+++ Data rows

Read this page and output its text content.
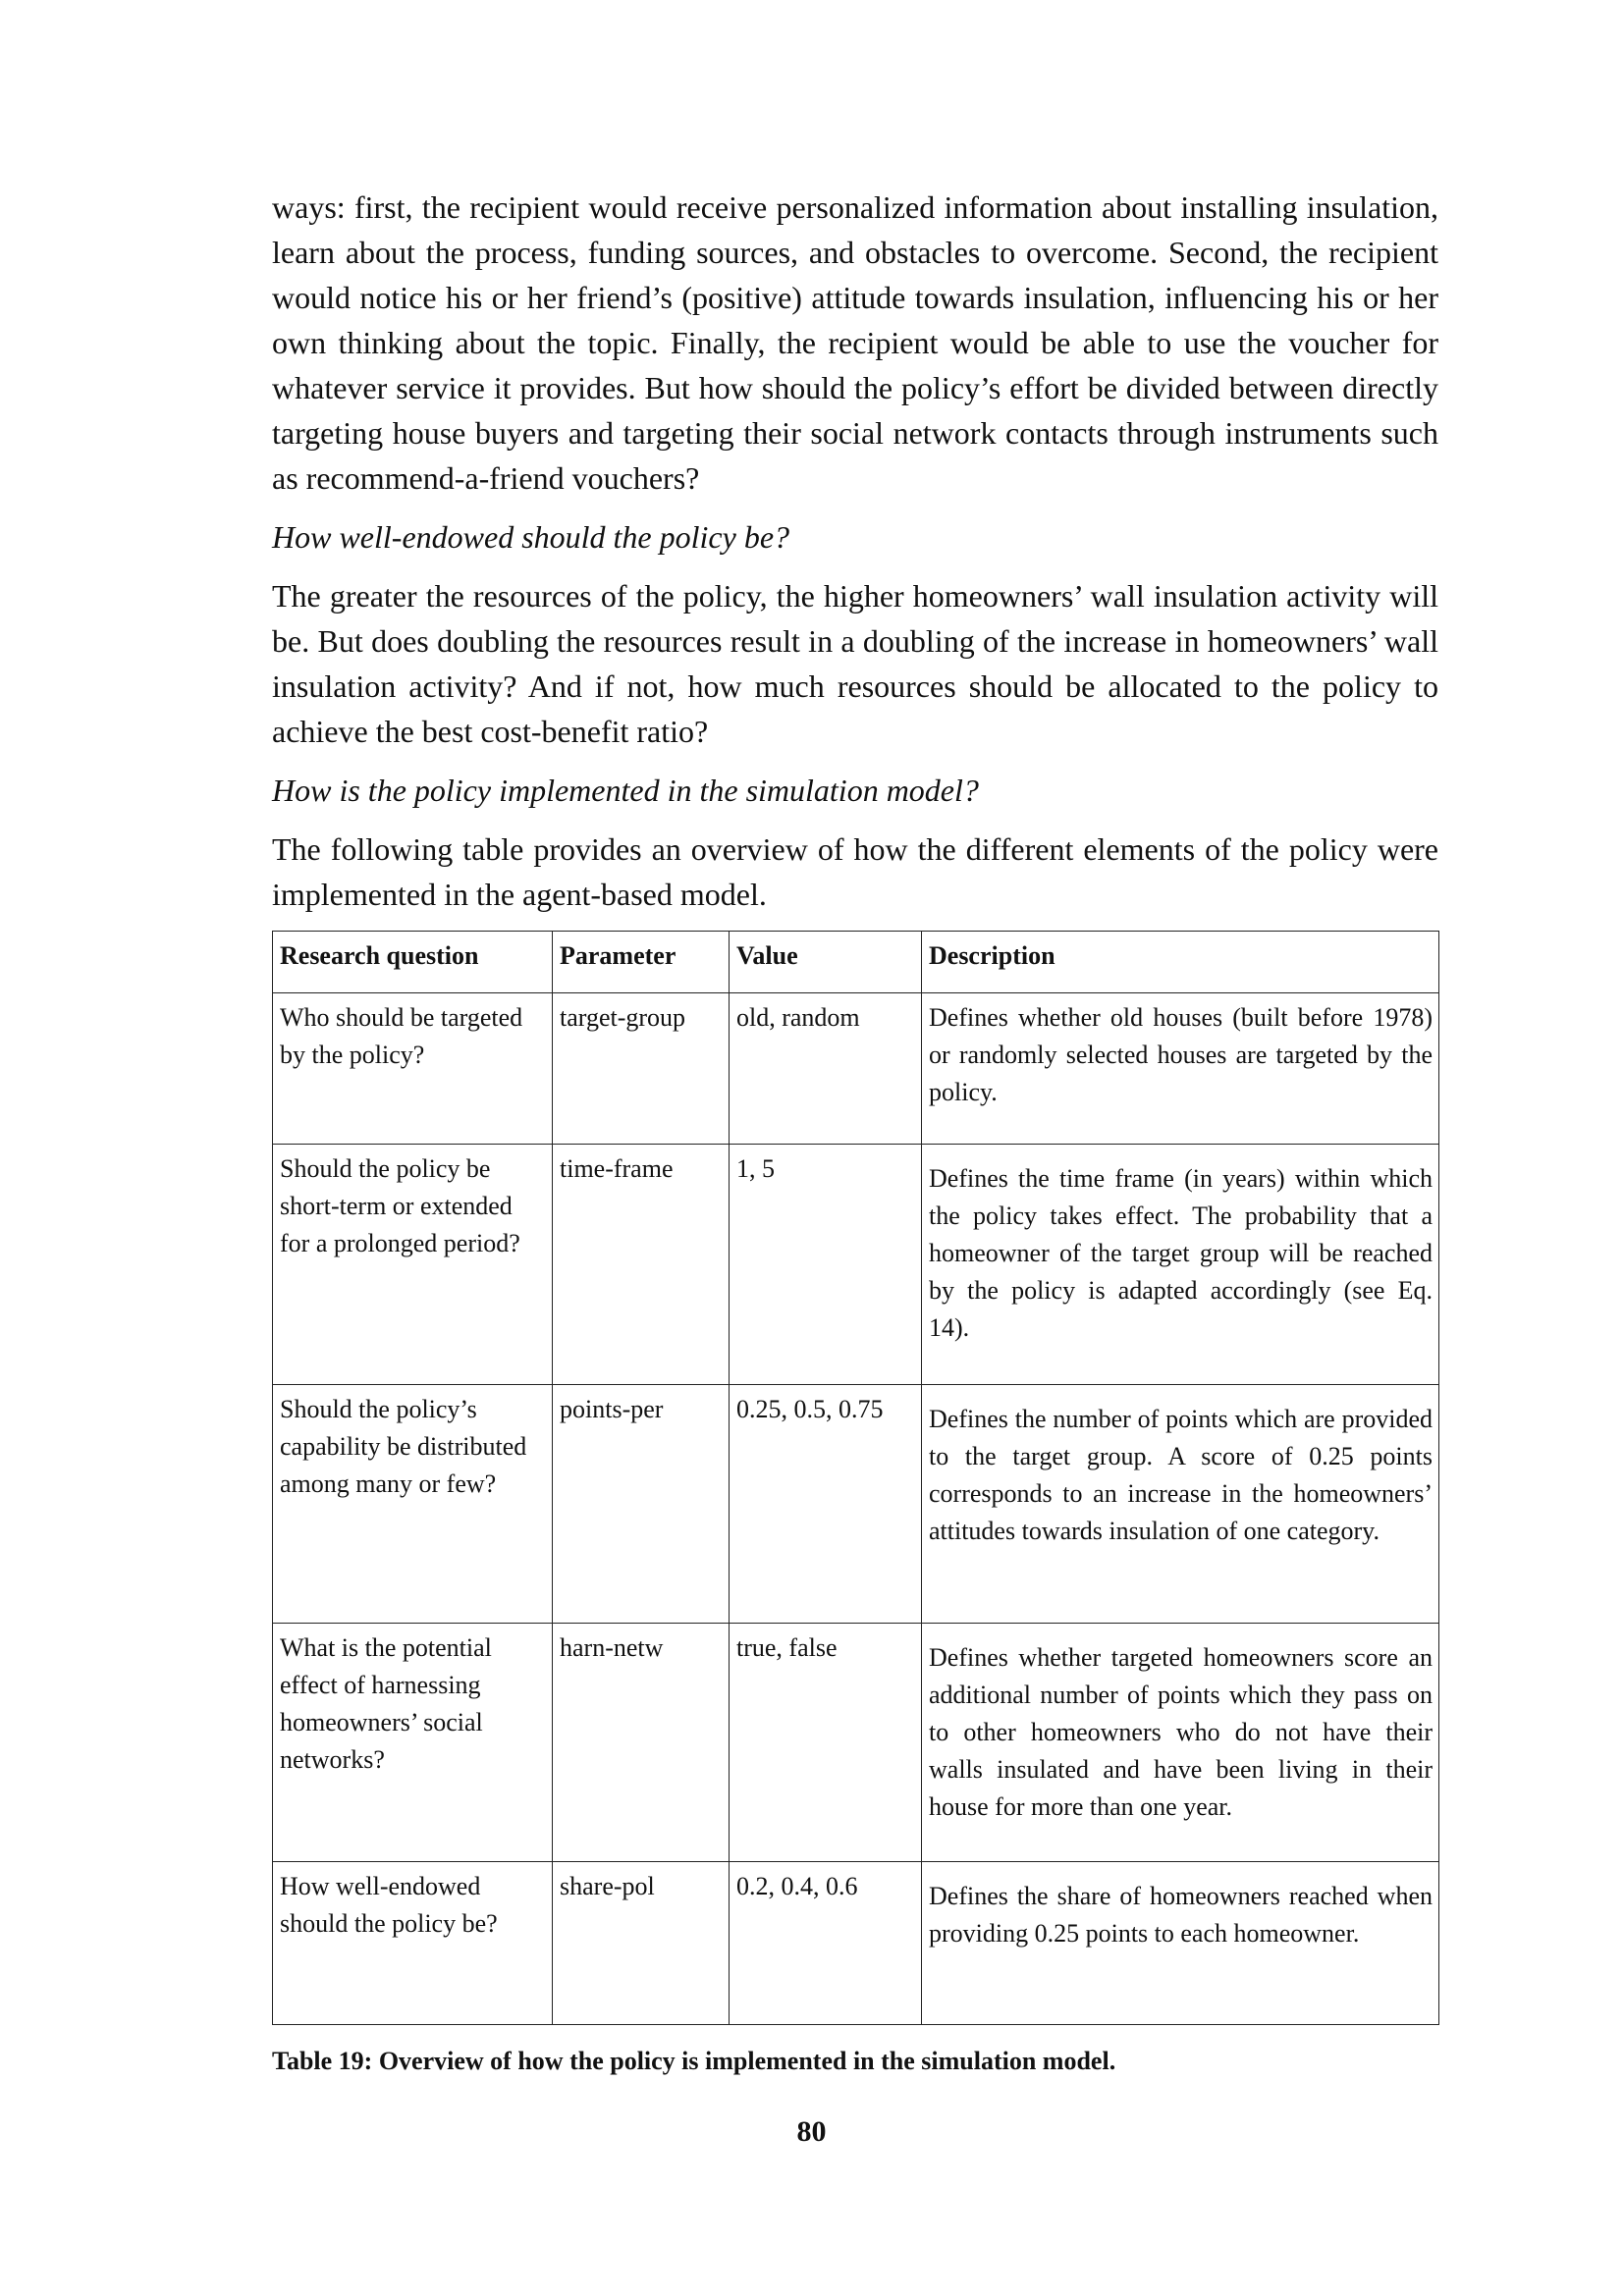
ways: first, the recipient would receive personalized information about installing insulation, learn about the process, funding sources, and obstacles to overcome. Second, the recipient would notice his or her friend’s (positive) attitude towards insulation, influencing his or her own thinking about the topic. Finally, the recipient would be able to use the voucher for whatever service it provides. But how should the policy’s effort be divided between directly targeting house buyers and targeting their social network contacts through instruments such as recommend-a-friend vouchers?

How well-endowed should the policy be?

The greater the resources of the policy, the higher homeowners’ wall insulation activity will be. But does doubling the resources result in a doubling of the increase in homeowners’ wall insulation activity? And if not, how much resources should be allocated to the policy to achieve the best cost-benefit ratio?

How is the policy implemented in the simulation model?

The following table provides an overview of how the different elements of the policy were implemented in the agent-based model.

Research question	Parameter	Value	Description
Who should be targeted by the policy?	target-group	old, random	Defines whether old houses (built before 1978) or randomly selected houses are targeted by the policy.
Should the policy be short-term or extended for a prolonged period?	time-frame	1, 5	Defines the time frame (in years) within which the policy takes effect. The probability that a homeowner of the target group will be reached by the policy is adapted accordingly (see Eq. 14).
Should the policy’s capability be distributed among many or few?	points-per	0.25, 0.5, 0.75	Defines the number of points which are provided to the target group. A score of 0.25 points corresponds to an increase in the homeowners’ attitudes towards insulation of one category.
What is the potential effect of harnessing homeowners’ social networks?	harn-netw	true, false	Defines whether targeted homeowners score an additional number of points which they pass on to other homeowners who do not have their walls insulated and have been living in their house for more than one year.
How well-endowed should the policy be?	share-pol	0.2, 0.4, 0.6	Defines the share of homeowners reached when providing 0.25 points to each homeowner.
Table 19: Overview of how the policy is implemented in the simulation model.
80
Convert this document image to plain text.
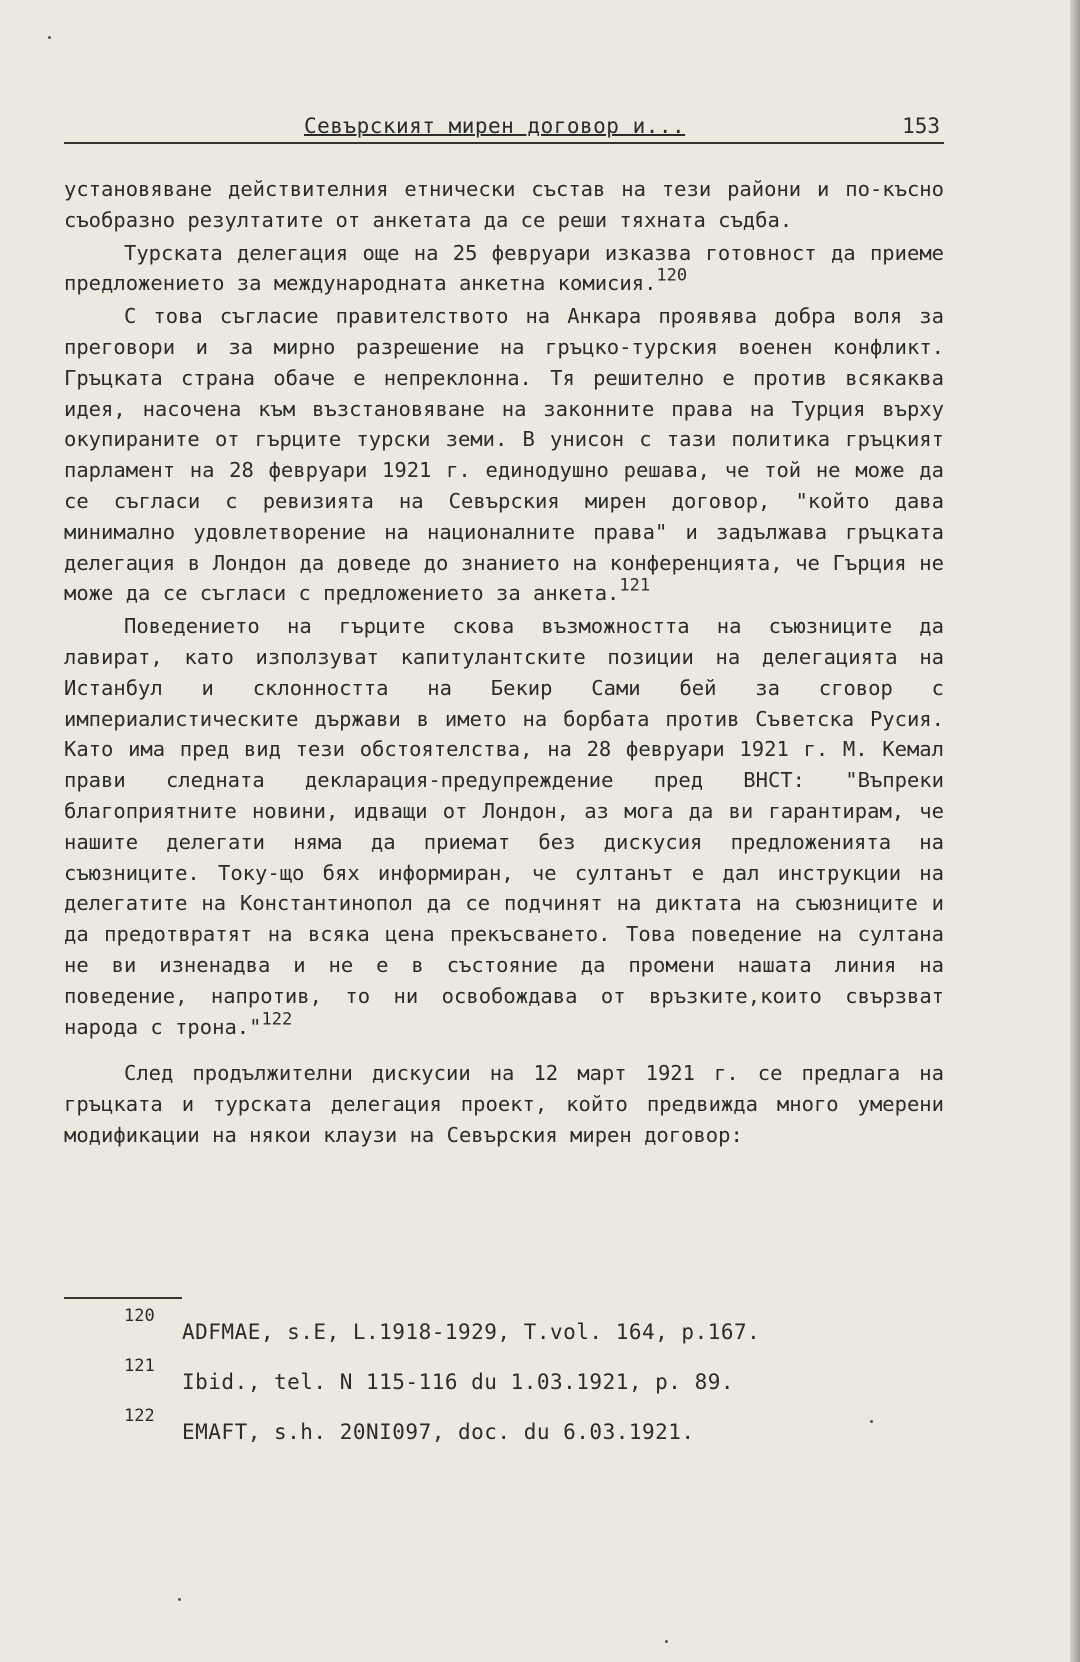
Севърският мирен договор и...	153

установяване действителния етнически състав на тези райони и по-късно съобразно резултатите от анкетата да се реши тяхната съдба.

Турската делегация още на 25 февруари изказва готовност да приеме предложението за международната анкетна комисия.$^{120}$

С това съгласие правителството на Анкара проявява добра воля за преговори и за мирно разрешение на гръцко-турския военен конфликт. Гръцката страна обаче е непреклонна. Тя решително е против всякаква идея, насочена към възстановяване на законните права на Турция върху окупираните от гърците турски земи. В унисон с тази политика гръцкият парламент на 28 февруари 1921 г. единодушно решава, че той не може да се съгласи с ревизията на Севърския мирен договор, "който дава минимално удовлетворение на националните права" и задължава гръцката делегация в Лондон да доведе до знанието на конференцията, че Гърция не може да се съгласи с предложението за анкета.$^{121}$

Поведението на гърците скова възможността на съюзниците да лавират, като използуват капитулантските позиции на делегацията на Истанбул и склонността на Бекир Сами бей за сговор с империалистическите държави в името на борбата против Съветска Русия. Като има пред вид тези обстоятелства, на 28 февруари 1921 г. М. Кемал прави следната декларация-предупреждение пред ВНСТ: "Въпреки благоприятните новини, идващи от Лондон, аз мога да ви гарантирам, че нашите делегати няма да приемат без дискусия предложенията на съюзниците. Току-що бях информиран, че султанът е дал инструкции на делегатите на Константинопол да се подчинят на диктата на съюзниците и да предотвратят на всяка цена прекъсването. Това поведение на султана не ви изненадва и не е в състояние да промени нашата линия на поведение, напротив, то ни освобождава от връзките,които свързват народа с трона."$^{122}$

След продължителни дискусии на 12 март 1921 г. се предлага на гръцката и турската делегация проект, който предвижда много умерени модификации на някои клаузи на Севърския мирен договор:

120
ADFMAE, s.E, L.1918-1929, T.vol. 164, p.167.
121
Ibid., tel. N 115-116 du 1.03.1921, p. 89.
122
EMAFT, s.h. 20NI097, doc. du 6.03.1921.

++++++

Among the lines of the material above, how many include the string "this"? Report only that number.

2